▶ TASK BRIEF
Below are some records. Copy every line in them that holds "everyone".

▶ PROVIDED RECORDS
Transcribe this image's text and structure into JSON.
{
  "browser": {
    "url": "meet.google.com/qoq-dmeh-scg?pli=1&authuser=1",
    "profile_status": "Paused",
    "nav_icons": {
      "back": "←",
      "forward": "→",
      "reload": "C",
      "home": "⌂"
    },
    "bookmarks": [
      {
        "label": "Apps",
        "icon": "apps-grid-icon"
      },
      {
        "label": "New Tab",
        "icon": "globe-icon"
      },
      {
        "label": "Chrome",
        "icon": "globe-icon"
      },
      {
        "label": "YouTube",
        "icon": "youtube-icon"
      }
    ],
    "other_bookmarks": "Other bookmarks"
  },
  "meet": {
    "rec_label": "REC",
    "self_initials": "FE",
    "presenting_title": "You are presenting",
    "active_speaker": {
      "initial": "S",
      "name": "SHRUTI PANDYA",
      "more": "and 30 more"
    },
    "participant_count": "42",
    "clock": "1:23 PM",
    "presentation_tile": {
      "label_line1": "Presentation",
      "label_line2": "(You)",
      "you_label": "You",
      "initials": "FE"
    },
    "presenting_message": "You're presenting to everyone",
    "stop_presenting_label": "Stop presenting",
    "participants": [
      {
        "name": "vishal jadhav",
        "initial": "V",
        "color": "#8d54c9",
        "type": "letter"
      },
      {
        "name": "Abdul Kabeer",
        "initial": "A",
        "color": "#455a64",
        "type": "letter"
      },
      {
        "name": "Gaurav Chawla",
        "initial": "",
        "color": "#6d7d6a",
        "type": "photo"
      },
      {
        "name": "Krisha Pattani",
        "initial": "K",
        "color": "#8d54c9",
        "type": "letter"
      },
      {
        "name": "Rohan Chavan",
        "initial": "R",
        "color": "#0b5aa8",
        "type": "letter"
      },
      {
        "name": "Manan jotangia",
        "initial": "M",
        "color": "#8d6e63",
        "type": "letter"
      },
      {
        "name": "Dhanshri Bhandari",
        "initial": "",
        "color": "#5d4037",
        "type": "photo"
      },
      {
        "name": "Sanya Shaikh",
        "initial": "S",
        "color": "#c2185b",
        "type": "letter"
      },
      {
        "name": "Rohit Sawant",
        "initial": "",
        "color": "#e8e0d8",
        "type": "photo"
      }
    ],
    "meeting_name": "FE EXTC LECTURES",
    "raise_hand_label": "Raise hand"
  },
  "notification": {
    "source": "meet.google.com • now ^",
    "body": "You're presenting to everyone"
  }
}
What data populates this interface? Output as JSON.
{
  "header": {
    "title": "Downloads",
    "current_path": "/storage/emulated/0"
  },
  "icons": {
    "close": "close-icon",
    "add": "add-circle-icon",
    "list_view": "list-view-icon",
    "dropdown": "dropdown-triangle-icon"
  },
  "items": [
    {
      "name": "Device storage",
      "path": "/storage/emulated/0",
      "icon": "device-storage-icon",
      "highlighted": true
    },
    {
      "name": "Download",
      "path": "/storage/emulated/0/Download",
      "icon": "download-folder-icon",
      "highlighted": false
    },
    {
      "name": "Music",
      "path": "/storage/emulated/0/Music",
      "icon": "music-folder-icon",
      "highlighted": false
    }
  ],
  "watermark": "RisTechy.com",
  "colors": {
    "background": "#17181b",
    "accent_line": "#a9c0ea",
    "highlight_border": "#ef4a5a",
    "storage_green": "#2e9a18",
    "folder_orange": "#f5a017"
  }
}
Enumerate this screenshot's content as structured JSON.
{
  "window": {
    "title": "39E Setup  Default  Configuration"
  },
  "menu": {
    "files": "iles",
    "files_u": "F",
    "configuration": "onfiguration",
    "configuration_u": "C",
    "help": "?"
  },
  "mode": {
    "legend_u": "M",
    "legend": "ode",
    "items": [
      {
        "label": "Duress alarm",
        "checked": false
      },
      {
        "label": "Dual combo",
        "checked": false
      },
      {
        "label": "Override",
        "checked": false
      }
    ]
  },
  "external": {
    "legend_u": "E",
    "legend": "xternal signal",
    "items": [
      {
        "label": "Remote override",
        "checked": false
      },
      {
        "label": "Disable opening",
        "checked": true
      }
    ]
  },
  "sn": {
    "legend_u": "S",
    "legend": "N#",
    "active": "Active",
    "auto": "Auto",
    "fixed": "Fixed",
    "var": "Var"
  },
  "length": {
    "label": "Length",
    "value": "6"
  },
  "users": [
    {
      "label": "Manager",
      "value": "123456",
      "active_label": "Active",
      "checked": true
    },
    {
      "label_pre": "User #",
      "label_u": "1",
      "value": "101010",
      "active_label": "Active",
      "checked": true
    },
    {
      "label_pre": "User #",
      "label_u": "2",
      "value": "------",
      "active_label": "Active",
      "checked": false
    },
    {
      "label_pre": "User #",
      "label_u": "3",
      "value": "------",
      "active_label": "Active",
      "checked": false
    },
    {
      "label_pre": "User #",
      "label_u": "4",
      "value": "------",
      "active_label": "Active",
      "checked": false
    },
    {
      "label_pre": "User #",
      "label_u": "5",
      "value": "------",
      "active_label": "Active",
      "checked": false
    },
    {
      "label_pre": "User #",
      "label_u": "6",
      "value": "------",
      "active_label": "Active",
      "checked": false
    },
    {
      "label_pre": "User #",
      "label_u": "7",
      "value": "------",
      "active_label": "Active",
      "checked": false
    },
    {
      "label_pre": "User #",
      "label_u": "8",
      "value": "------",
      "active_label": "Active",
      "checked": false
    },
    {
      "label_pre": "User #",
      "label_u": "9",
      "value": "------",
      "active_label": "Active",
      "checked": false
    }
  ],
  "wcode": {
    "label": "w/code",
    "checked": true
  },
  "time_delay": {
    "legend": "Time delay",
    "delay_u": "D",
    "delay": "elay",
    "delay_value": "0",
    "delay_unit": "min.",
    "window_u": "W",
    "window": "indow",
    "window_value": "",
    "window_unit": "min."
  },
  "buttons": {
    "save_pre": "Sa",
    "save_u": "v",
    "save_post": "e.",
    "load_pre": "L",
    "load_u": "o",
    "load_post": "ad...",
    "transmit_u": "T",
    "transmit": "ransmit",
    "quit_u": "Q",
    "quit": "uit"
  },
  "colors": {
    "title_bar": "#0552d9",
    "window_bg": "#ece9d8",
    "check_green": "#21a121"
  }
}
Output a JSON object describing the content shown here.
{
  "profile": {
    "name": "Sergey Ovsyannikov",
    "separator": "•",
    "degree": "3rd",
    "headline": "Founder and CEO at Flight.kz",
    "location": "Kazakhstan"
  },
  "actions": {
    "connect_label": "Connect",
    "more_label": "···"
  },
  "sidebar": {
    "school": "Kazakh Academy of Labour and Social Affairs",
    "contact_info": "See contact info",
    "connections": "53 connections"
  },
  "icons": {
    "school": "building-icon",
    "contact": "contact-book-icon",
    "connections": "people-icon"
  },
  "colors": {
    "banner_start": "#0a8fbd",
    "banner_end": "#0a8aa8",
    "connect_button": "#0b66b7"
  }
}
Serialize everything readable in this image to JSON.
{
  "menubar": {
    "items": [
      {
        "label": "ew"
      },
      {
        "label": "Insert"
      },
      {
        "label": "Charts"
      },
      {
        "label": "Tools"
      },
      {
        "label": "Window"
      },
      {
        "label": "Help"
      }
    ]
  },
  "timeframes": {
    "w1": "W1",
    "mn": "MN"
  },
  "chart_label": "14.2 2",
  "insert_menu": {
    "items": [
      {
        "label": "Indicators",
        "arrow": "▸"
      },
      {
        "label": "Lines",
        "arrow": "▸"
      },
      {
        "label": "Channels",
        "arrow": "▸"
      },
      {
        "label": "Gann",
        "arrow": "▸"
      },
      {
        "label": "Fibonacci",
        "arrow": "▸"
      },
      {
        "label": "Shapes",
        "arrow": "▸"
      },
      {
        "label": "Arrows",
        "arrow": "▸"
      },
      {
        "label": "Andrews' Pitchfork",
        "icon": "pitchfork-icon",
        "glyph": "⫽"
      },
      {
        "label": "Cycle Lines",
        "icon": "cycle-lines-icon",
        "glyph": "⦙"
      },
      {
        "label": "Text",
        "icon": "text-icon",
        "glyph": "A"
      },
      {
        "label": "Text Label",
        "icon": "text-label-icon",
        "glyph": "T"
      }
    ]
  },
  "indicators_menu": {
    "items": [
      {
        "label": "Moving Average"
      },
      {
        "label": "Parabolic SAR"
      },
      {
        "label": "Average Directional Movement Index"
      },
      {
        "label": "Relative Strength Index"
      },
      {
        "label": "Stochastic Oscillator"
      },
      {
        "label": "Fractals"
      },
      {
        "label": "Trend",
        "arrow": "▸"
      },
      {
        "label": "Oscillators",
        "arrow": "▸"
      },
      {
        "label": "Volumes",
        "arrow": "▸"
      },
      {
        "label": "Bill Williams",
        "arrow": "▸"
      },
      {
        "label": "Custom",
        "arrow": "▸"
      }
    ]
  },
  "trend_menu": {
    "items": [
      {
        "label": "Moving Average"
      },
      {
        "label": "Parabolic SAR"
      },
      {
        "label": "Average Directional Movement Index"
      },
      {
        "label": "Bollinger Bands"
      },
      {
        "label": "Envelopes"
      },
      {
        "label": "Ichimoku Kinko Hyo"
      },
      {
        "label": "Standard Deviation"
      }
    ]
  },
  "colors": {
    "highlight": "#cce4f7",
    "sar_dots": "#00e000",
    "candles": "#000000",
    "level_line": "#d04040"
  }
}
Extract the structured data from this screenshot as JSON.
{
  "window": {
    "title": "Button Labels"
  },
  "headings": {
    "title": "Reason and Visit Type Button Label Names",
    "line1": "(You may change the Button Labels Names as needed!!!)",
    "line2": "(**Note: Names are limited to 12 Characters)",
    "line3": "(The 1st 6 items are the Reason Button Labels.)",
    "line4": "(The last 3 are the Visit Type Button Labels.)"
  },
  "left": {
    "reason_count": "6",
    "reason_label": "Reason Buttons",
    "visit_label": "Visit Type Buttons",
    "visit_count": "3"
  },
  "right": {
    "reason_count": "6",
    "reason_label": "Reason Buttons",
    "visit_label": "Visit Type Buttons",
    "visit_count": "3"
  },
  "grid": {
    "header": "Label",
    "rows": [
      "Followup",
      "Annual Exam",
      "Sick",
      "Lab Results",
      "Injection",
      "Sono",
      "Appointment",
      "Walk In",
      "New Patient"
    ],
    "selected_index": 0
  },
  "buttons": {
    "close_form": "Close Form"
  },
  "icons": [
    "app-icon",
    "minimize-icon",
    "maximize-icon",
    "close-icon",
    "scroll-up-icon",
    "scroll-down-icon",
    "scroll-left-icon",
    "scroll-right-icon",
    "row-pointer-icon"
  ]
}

▶ EXERCISE RESPONSE
    "presenting_message": "You're presenting to everyone",
    "body": "You're presenting to everyone"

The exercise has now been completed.